● **Stated exercise**: Search the entries for the word "life" and pull out each line that has it.

● **Input records**:
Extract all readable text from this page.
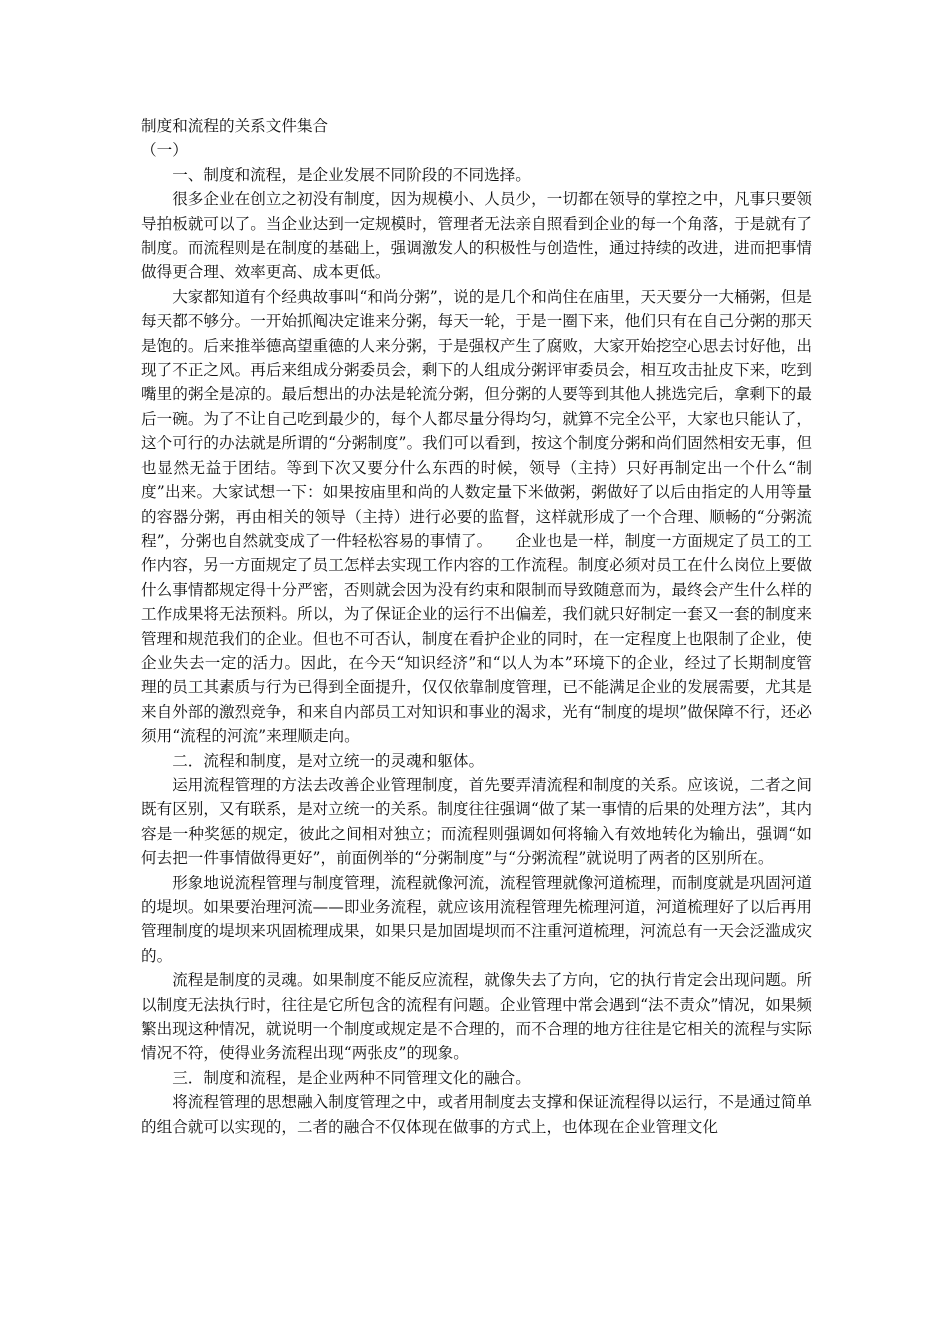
制度和流程的关系文件集合

（一）

一、制度和流程，是企业发展不同阶段的不同选择。

很多企业在创立之初没有制度，因为规模小、人员少，一切都在领导的掌控之中，凡事只要领导拍板就可以了。当企业达到一定规模时，管理者无法亲自照看到企业的每一个角落，于是就有了制度。而流程则是在制度的基础上，强调激发人的积极性与创造性，通过持续的改进，进而把事情做得更合理、效率更高、成本更低。

大家都知道有个经典故事叫“和尚分粥”，说的是几个和尚住在庙里，天天要分一大桶粥，但是每天都不够分。一开始抓阄决定谁来分粥，每天一轮，于是一圈下来，他们只有在自己分粥的那天是饱的。后来推举德高望重德的人来分粥，于是强权产生了腐败，大家开始挖空心思去讨好他，出现了不正之风。再后来组成分粥委员会，剩下的人组成分粥评审委员会，相互攻击扯皮下来，吃到嘴里的粥全是凉的。最后想出的办法是轮流分粥，但分粥的人要等到其他人挑选完后，拿剩下的最后一碗。为了不让自己吃到最少的，每个人都尽量分得均匀，就算不完全公平，大家也只能认了，这个可行的办法就是所谓的“分粥制度”。我们可以看到，按这个制度分粥和尚们固然相安无事，但也显然无益于团结。等到下次又要分什么东西的时候，领导（主持）只好再制定出一个什么“制度”出来。大家试想一下：如果按庙里和尚的人数定量下米做粥，粥做好了以后由指定的人用等量的容器分粥，再由相关的领导（主持）进行必要的监督，这样就形成了一个合理、顺畅的“分粥流程”，分粥也自然就变成了一件轻松容易的事情了。　　企业也是一样，制度一方面规定了员工的工作内容，另一方面规定了员工怎样去实现工作内容的工作流程。制度必须对员工在什么岗位上要做什么事情都规定得十分严密，否则就会因为没有约束和限制而导致随意而为，最终会产生什么样的工作成果将无法预料。所以，为了保证企业的运行不出偏差，我们就只好制定一套又一套的制度来管理和规范我们的企业。但也不可否认，制度在看护企业的同时，在一定程度上也限制了企业，使企业失去一定的活力。因此，在今天“知识经济”和“以人为本”环境下的企业，经过了长期制度管理的员工其素质与行为已得到全面提升，仅仅依靠制度管理，已不能满足企业的发展需要，尤其是来自外部的激烈竞争，和来自内部员工对知识和事业的渴求，光有“制度的堤坝”做保障不行，还必须用“流程的河流”来理顺走向。

二．流程和制度，是对立统一的灵魂和躯体。

运用流程管理的方法去改善企业管理制度，首先要弄清流程和制度的关系。应该说，二者之间既有区别，又有联系，是对立统一的关系。制度往往强调“做了某一事情的后果的处理方法”，其内容是一种奖惩的规定，彼此之间相对独立；而流程则强调如何将输入有效地转化为输出，强调“如何去把一件事情做得更好”，前面例举的“分粥制度”与“分粥流程”就说明了两者的区别所在。

形象地说流程管理与制度管理，流程就像河流，流程管理就像河道梳理，而制度就是巩固河道的堤坝。如果要治理河流——即业务流程，就应该用流程管理先梳理河道，河道梳理好了以后再用管理制度的堤坝来巩固梳理成果，如果只是加固堤坝而不注重河道梳理，河流总有一天会泛滥成灾的。

流程是制度的灵魂。如果制度不能反应流程，就像失去了方向，它的执行肯定会出现问题。所以制度无法执行时，往往是它所包含的流程有问题。企业管理中常会遇到“法不责众”情况，如果频繁出现这种情况，就说明一个制度或规定是不合理的，而不合理的地方往往是它相关的流程与实际情况不符，使得业务流程出现“两张皮”的现象。

三．制度和流程，是企业两种不同管理文化的融合。

将流程管理的思想融入制度管理之中，或者用制度去支撑和保证流程得以运行，不是通过简单的组合就可以实现的，二者的融合不仅体现在做事的方式上，也体现在企业管理文化
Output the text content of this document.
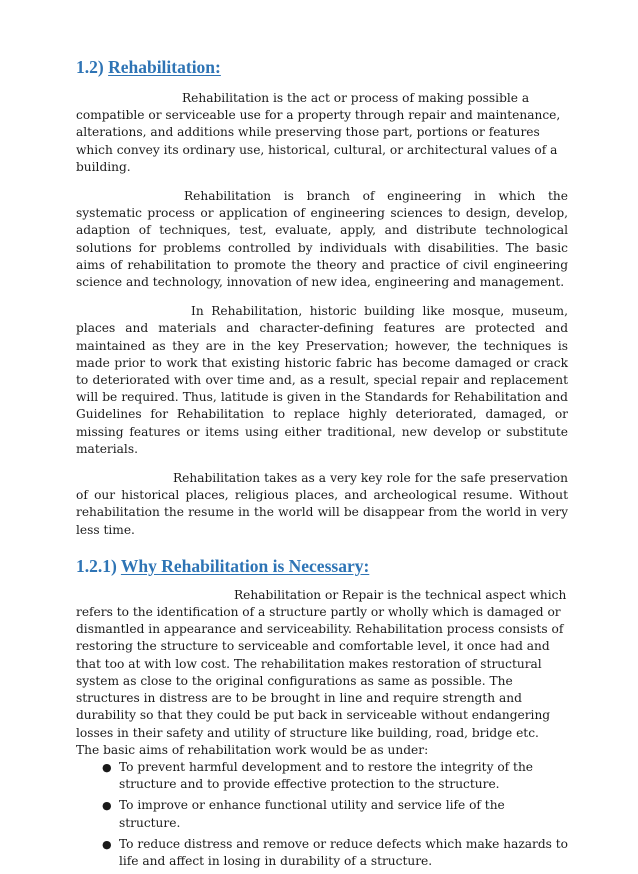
1.2) Rehabilitation:

Rehabilitation is the act or process of making possible a compatible or serviceable use for a property through repair and maintenance, alterations, and additions while preserving those part, portions or features which convey its ordinary use, historical, cultural, or architectural values of a building.

Rehabilitation is branch of engineering in which the systematic process or application of engineering sciences to design, develop, adaption of techniques, test, evaluate, apply, and distribute technological solutions for problems controlled by individuals with disabilities. The basic aims of rehabilitation to promote the theory and practice of civil engineering science and technology, innovation of new idea, engineering and management.

In Rehabilitation, historic building like mosque, museum, places and materials and character-defining features are protected and maintained as they are in the key Preservation; however, the techniques is made prior to work that existing historic fabric has become damaged or crack to deteriorated with over time and, as a result, special repair and replacement will be required. Thus, latitude is given in the Standards for Rehabilitation and Guidelines for Rehabilitation to replace highly deteriorated, damaged, or missing features or items using either traditional, new develop or substitute materials.

Rehabilitation takes as a very key role for the safe preservation of our historical places, religious places, and archeological resume. Without rehabilitation the resume in the world will be disappear from the world in very less time.

1.2.1) Why Rehabilitation is Necessary:

Rehabilitation or Repair is the technical aspect which refers to the identification of a structure partly or wholly which is damaged or dismantled in appearance and serviceability. Rehabilitation process consists of restoring the structure to serviceable and comfortable level, it once had and that too at with low cost. The rehabilitation makes restoration of structural system as close to the original configurations as same as possible. The structures in distress are to be brought in line and require strength and durability so that they could be put back in serviceable without endangering losses in their safety and utility of structure like building, road, bridge etc.

The basic aims of rehabilitation work would be as under:

● To prevent harmful development and to restore the integrity of the structure and to provide effective protection to the structure.
● To improve or enhance functional utility and service life of the structure.
● To reduce distress and remove or reduce defects which make hazards to life and affect in losing in durability of a structure.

● **Solution for this task**:
● To improve or enhance functional utility and service life of the structure.
● To reduce distress and remove or reduce defects which make hazards to life and affect in losing in durability of a structure.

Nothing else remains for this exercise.